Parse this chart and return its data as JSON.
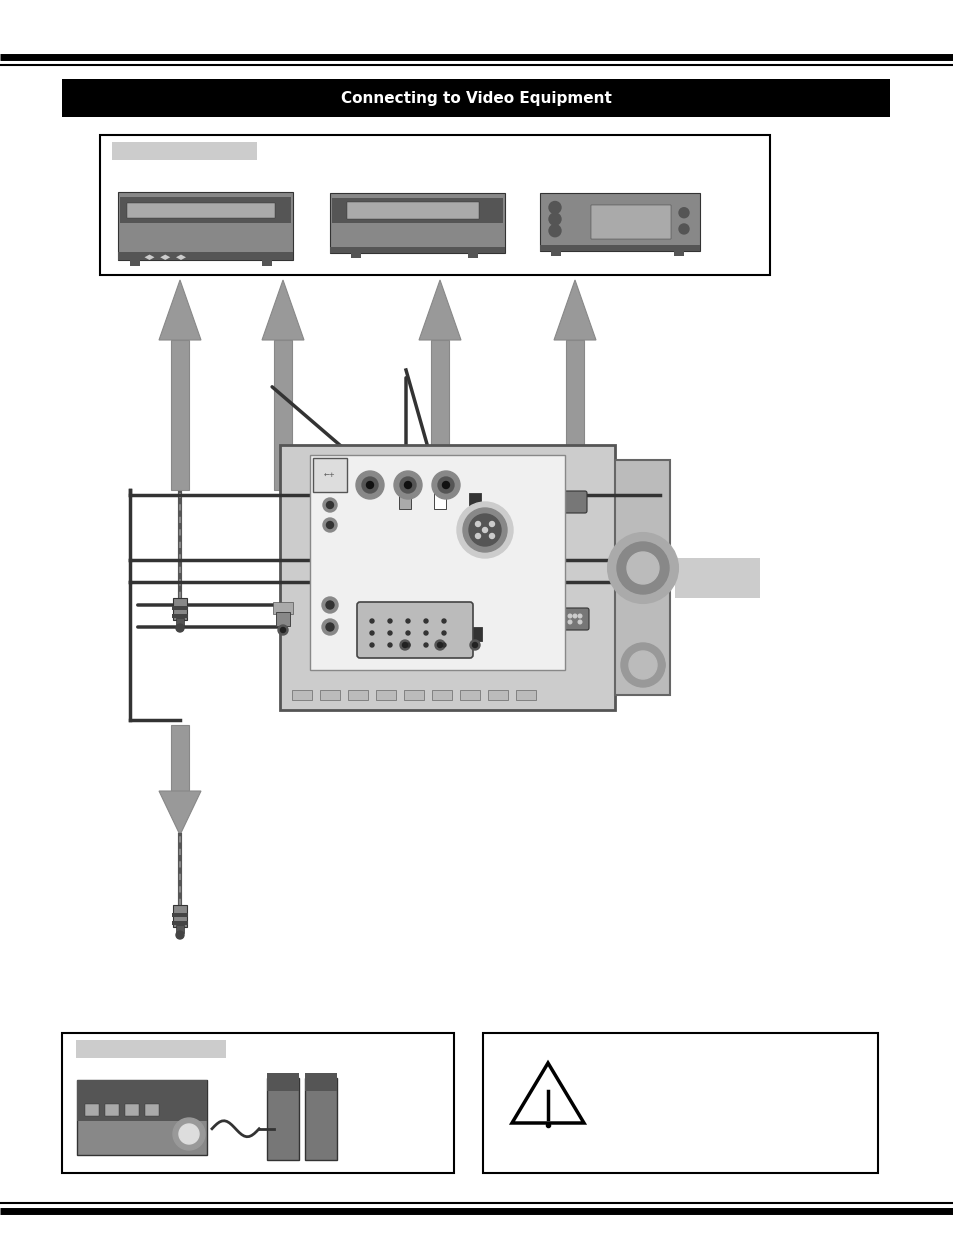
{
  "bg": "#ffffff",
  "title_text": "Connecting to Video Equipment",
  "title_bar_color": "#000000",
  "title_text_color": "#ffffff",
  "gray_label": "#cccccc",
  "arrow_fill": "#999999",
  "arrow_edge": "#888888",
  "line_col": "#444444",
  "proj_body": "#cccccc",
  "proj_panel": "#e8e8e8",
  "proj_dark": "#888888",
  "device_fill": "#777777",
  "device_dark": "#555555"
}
• • • • • • •
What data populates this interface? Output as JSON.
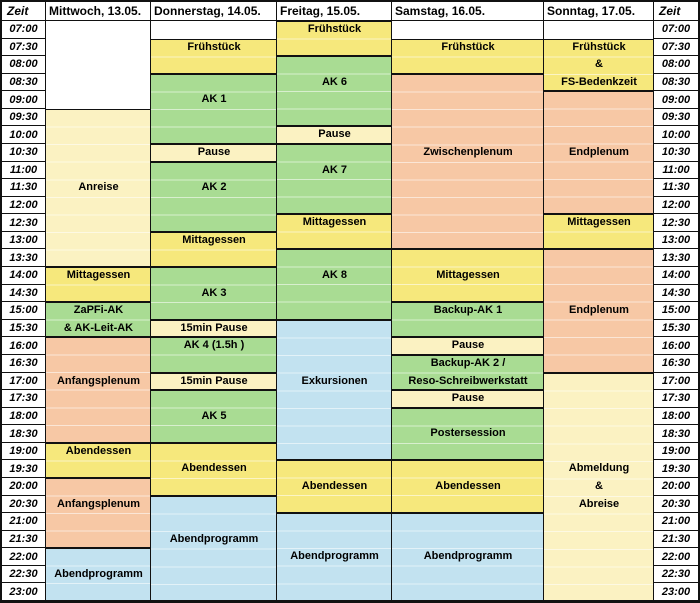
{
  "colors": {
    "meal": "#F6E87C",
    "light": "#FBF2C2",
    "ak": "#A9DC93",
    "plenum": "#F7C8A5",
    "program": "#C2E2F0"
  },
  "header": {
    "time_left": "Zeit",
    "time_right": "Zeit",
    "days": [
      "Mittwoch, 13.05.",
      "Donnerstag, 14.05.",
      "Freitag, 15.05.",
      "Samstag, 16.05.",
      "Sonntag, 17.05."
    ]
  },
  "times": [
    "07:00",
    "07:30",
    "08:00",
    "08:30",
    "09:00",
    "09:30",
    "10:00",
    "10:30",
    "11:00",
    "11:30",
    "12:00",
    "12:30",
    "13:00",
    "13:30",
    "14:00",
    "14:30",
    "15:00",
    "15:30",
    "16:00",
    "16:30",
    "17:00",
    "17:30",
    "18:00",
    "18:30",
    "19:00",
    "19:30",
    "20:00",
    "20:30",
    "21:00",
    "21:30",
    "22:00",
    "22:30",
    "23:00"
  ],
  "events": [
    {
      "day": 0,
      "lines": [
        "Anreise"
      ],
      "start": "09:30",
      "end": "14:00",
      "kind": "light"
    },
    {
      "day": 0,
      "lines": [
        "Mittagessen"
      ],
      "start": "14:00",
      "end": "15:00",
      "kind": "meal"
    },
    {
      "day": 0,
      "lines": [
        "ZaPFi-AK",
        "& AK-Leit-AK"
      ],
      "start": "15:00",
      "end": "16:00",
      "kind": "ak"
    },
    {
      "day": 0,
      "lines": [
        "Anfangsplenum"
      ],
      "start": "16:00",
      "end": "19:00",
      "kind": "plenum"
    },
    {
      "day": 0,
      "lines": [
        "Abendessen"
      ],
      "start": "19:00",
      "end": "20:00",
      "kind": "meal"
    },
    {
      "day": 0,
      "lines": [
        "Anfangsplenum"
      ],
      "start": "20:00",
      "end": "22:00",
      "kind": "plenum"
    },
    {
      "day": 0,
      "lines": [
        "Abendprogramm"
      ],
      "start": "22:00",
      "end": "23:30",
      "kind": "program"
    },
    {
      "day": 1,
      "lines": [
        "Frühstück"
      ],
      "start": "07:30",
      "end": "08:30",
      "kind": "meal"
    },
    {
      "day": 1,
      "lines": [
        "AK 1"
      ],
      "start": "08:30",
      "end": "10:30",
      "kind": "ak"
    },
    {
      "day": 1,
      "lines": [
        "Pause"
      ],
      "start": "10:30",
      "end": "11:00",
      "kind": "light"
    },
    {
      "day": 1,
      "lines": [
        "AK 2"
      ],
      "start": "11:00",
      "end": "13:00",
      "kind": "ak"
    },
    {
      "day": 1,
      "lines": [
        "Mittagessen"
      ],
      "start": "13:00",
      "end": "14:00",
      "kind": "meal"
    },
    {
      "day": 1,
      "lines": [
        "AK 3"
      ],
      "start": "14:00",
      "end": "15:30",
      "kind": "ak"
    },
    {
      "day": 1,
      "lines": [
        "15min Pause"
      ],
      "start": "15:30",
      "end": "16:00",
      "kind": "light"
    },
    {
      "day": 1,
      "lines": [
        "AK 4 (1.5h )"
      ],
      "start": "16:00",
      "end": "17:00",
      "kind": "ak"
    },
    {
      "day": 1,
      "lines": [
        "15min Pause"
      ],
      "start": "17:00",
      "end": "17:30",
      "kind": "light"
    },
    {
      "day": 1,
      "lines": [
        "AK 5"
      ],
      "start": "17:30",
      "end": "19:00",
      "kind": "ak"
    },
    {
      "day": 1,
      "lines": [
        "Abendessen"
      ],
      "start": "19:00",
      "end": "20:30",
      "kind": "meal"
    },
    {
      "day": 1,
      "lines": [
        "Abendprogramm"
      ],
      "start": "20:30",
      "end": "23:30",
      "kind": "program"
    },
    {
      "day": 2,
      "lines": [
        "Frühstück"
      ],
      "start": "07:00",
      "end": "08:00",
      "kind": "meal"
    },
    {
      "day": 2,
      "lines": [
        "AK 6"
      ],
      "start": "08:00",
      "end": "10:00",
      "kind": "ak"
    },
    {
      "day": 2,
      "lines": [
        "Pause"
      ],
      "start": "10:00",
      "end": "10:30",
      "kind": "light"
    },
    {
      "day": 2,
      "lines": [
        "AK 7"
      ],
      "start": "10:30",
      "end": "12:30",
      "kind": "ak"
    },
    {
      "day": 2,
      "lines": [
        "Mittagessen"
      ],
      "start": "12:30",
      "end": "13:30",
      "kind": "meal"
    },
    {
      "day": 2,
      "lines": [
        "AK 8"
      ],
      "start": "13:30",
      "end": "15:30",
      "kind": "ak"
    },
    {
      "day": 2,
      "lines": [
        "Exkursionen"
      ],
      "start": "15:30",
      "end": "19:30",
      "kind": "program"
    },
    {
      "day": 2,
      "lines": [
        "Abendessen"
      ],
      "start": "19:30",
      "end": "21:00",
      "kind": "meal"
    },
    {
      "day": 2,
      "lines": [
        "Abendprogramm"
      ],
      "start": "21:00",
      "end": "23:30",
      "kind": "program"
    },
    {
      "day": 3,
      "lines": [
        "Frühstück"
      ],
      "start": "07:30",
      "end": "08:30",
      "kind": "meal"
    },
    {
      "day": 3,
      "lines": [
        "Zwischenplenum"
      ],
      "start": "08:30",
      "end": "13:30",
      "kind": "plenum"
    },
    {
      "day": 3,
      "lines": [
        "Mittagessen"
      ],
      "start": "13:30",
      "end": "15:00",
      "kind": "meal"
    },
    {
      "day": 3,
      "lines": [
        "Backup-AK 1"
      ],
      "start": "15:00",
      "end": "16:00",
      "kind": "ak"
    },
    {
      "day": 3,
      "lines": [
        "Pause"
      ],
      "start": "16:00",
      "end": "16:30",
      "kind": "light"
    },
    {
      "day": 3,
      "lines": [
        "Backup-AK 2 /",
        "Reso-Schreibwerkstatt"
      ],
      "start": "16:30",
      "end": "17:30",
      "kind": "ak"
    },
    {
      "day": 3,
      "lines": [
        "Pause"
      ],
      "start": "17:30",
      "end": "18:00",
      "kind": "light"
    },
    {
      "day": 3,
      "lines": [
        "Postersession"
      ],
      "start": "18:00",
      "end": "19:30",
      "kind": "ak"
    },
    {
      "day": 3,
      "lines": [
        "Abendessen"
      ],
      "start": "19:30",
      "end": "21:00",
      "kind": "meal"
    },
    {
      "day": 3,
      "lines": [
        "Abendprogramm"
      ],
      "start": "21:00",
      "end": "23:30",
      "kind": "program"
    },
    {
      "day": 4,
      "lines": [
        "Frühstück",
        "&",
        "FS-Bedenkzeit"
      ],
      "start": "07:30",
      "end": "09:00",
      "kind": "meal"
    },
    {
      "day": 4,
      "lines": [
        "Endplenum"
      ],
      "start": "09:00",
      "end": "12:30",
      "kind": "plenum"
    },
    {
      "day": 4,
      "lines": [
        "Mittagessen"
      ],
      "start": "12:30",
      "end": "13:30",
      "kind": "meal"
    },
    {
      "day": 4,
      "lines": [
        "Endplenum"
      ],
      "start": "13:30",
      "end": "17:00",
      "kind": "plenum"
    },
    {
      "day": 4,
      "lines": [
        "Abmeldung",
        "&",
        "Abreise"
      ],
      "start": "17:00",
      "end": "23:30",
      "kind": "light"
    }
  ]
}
• • • • • • •
* _Written instruction_:
Go through the material above and count the lines that contain "JSON"; give that number alone.

* _Task solution_:
2